• [What to do]: Give only the number of lines in the records that include the string "text".

• [Stored data]:
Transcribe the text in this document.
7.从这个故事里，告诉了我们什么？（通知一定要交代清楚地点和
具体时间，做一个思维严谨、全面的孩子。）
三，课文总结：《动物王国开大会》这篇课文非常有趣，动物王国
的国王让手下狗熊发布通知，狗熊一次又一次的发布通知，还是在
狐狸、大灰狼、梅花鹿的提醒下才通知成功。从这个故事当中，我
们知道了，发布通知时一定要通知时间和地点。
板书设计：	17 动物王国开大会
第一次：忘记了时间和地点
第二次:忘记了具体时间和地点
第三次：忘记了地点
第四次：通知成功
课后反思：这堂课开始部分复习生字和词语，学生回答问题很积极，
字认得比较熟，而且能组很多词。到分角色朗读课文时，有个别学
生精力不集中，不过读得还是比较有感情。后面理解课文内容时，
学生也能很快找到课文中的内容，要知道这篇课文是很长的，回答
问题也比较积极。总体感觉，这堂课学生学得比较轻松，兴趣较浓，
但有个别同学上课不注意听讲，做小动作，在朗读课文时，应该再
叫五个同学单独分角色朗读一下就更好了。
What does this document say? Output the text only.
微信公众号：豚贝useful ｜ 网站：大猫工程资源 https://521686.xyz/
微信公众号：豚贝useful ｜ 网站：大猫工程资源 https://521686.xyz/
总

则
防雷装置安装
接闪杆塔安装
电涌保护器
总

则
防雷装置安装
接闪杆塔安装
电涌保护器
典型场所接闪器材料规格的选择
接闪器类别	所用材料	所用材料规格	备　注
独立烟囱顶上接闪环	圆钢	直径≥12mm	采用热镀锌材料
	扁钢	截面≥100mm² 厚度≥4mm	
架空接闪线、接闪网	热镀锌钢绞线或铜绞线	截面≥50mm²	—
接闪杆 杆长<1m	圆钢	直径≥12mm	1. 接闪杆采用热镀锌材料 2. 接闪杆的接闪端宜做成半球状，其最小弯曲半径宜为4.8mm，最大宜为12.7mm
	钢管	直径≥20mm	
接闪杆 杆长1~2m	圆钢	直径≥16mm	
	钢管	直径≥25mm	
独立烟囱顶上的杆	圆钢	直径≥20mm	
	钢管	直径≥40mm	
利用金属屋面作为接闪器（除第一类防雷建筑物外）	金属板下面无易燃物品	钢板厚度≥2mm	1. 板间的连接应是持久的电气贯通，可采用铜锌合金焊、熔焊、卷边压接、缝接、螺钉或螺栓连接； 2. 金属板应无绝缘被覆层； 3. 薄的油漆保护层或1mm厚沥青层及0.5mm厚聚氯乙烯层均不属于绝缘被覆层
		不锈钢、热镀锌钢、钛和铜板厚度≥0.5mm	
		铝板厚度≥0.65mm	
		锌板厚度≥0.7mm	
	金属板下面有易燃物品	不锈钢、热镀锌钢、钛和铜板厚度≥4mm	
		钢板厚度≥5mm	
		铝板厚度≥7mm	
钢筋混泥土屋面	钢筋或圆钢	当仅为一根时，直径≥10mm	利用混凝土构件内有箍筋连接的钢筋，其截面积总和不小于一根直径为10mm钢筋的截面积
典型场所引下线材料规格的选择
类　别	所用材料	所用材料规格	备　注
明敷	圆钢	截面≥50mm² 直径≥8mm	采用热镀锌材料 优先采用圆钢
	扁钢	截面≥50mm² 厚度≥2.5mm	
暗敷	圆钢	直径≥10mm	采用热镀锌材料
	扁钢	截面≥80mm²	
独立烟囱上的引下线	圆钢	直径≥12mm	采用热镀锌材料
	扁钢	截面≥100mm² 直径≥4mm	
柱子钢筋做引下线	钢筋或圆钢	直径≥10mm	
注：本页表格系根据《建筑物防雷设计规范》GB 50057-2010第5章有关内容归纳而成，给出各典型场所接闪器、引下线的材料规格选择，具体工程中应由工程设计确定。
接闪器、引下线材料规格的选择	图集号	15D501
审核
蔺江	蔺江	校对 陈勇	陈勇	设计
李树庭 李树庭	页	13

• [Solution to this problem]: 2